PROBLEM TO SOLVE »
Search the records that follow and extract every line containing the string "value".

DATA FOR THIS EXERCISE »
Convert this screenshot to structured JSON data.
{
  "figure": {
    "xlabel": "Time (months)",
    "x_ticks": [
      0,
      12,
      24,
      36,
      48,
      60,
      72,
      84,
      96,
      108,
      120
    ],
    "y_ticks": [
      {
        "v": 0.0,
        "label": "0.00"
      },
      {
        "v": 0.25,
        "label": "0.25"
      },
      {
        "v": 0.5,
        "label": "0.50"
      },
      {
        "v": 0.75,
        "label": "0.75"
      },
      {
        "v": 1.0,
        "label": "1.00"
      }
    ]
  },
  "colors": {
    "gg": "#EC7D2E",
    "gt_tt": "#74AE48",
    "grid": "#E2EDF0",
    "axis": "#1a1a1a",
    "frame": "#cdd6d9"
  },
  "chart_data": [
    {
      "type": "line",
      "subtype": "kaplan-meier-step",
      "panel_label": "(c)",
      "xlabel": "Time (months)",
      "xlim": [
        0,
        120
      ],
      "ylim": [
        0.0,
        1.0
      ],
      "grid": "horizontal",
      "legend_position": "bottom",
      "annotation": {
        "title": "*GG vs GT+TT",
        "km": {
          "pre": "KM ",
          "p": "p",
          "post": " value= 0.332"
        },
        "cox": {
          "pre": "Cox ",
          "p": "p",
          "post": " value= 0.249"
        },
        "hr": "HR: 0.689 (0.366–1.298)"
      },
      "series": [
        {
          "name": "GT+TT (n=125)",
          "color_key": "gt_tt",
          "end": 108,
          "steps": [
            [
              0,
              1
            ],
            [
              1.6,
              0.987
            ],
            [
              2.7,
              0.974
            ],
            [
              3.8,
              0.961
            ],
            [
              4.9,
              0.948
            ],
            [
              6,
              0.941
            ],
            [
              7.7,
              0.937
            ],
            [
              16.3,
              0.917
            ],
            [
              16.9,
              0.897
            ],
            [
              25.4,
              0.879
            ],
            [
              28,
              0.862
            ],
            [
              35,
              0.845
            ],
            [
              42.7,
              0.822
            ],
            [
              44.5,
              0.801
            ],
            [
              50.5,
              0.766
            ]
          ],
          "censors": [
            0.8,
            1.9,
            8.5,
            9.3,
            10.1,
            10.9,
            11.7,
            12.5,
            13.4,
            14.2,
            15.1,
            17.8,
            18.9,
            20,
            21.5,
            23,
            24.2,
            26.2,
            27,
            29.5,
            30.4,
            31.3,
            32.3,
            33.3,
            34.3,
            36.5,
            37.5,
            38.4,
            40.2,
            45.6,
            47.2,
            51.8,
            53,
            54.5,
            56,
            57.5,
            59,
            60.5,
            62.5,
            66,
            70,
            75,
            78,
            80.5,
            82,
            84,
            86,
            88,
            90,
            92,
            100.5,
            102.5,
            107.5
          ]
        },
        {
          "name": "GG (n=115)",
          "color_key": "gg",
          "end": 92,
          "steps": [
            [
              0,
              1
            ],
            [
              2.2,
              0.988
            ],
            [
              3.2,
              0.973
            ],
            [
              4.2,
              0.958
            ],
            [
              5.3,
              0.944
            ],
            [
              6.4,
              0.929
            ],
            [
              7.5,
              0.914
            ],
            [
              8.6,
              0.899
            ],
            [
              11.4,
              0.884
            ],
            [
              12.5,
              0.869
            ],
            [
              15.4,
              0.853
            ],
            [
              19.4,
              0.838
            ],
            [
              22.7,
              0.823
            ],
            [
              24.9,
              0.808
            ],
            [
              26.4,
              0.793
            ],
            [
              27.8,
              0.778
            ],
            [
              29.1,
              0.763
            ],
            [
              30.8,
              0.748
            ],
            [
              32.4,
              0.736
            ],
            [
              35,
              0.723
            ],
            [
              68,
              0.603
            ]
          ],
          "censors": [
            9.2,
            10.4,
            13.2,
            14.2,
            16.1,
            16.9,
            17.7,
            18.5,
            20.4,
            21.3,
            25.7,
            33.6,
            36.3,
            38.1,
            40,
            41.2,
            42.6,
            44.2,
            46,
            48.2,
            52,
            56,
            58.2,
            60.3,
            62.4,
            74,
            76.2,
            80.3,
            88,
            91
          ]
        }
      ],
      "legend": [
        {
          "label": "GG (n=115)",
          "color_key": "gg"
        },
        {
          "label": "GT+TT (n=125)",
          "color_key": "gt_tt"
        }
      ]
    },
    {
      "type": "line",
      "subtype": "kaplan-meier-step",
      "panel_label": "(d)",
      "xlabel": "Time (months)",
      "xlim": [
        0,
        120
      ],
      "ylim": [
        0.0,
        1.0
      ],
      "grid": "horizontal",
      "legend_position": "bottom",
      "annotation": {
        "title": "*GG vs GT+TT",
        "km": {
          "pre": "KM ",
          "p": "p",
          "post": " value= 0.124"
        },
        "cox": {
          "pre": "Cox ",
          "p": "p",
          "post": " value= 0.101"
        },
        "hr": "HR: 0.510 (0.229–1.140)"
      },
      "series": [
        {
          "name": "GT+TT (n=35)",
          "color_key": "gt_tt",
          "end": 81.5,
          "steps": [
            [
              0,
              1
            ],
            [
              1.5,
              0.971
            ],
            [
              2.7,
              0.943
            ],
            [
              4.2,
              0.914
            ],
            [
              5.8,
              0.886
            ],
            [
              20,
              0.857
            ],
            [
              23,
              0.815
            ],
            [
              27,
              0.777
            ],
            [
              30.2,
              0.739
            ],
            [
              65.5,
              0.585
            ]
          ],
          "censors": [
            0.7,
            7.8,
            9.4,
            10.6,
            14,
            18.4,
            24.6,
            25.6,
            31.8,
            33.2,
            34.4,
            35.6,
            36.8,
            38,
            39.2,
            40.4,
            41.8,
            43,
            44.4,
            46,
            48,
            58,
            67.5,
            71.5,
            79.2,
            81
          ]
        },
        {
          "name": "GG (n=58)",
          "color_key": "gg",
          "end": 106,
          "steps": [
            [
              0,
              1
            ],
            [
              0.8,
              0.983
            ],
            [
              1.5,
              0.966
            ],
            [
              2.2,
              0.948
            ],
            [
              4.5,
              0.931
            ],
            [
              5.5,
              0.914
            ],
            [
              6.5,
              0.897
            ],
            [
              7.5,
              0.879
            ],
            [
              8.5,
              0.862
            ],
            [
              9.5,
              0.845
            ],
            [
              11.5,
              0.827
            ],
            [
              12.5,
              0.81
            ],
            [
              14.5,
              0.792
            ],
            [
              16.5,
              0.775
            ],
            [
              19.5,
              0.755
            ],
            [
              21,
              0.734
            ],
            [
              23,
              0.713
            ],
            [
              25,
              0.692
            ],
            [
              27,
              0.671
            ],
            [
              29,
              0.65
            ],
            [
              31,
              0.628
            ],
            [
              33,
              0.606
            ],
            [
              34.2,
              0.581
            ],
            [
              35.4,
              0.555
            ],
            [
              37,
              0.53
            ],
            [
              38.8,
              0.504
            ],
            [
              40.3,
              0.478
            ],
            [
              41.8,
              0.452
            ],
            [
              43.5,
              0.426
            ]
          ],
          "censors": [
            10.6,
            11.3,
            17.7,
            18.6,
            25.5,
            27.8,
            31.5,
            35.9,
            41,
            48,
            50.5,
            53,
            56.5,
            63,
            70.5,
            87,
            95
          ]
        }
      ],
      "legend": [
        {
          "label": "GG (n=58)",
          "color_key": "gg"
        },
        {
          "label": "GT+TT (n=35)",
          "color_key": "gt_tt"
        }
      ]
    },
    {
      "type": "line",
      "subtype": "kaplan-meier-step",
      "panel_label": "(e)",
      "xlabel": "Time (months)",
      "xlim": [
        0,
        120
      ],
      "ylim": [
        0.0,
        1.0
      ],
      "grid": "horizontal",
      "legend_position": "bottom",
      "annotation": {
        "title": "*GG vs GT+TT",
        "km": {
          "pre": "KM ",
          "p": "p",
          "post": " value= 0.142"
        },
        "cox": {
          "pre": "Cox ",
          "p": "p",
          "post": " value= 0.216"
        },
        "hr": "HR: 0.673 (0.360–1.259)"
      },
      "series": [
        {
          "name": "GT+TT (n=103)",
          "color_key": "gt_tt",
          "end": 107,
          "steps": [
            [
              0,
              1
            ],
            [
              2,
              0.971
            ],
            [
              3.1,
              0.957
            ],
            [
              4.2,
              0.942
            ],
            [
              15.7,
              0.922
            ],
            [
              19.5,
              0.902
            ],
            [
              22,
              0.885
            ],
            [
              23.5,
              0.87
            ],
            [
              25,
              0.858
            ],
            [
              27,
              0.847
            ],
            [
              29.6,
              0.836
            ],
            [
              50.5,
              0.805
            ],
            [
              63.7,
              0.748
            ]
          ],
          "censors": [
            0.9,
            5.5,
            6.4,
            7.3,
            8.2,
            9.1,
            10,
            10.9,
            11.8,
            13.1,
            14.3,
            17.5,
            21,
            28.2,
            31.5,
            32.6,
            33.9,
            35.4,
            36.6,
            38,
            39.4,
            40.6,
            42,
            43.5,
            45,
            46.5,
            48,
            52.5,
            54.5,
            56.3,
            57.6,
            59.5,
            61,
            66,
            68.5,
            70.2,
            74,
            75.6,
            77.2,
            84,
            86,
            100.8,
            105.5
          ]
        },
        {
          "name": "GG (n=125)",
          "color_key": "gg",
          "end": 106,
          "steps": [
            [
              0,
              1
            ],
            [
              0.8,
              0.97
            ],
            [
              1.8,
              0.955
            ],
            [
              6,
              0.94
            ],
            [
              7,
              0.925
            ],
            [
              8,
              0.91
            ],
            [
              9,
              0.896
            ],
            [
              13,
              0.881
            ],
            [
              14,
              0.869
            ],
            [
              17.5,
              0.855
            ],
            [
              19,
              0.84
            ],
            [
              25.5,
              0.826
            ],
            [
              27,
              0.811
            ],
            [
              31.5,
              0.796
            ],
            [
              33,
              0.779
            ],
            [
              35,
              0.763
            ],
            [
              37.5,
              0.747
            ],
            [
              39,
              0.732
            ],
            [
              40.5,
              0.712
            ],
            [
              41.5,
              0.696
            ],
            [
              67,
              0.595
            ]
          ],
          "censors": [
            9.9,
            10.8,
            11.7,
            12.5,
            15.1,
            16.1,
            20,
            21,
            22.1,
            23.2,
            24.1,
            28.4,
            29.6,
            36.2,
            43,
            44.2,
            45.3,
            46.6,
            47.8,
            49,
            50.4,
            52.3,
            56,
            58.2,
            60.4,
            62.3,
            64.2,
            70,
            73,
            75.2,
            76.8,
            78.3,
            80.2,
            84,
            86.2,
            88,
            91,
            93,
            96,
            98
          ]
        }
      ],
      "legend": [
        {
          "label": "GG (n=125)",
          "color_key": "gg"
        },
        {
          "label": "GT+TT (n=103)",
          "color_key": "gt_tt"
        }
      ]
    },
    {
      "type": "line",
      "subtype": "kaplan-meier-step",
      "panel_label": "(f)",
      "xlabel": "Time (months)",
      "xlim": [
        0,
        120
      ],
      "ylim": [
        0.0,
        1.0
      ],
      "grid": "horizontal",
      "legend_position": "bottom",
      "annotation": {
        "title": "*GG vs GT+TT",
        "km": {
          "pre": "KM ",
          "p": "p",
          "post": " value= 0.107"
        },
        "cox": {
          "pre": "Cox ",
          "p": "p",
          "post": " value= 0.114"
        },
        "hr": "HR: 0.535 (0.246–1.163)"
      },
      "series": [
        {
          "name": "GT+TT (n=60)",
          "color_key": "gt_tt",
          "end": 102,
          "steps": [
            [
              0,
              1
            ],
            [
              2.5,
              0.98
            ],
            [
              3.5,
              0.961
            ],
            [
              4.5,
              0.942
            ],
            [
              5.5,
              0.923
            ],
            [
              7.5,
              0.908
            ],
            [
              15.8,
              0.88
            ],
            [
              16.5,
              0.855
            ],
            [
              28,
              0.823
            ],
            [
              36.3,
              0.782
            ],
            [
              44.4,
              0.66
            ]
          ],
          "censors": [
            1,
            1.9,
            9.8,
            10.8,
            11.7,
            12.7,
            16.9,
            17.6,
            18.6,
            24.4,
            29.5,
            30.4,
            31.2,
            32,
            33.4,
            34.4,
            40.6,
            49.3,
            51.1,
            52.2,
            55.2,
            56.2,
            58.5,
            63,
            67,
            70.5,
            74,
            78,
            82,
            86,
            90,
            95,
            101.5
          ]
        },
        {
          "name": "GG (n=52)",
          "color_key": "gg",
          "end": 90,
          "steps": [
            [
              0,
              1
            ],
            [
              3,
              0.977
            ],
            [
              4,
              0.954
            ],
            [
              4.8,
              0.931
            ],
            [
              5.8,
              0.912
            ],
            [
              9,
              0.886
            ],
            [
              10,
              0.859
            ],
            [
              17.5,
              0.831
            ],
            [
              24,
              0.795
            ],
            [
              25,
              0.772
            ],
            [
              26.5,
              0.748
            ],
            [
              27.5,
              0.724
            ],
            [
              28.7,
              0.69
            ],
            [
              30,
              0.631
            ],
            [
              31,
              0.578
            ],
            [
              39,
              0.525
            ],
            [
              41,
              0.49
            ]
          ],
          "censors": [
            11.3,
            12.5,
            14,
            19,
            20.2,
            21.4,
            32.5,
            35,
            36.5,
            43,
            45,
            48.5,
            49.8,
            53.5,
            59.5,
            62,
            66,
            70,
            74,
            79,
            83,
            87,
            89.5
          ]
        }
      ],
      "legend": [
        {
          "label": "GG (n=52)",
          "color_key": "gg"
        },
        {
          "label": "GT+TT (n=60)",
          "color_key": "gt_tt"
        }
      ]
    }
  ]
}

EXERCISE ANSWER »
          "post": " value= 0.332"
          "post": " value= 0.249"
          "post": " value= 0.124"
          "post": " value= 0.101"
          "post": " value= 0.142"
          "post": " value= 0.216"
          "post": " value= 0.107"
          "post": " value= 0.114"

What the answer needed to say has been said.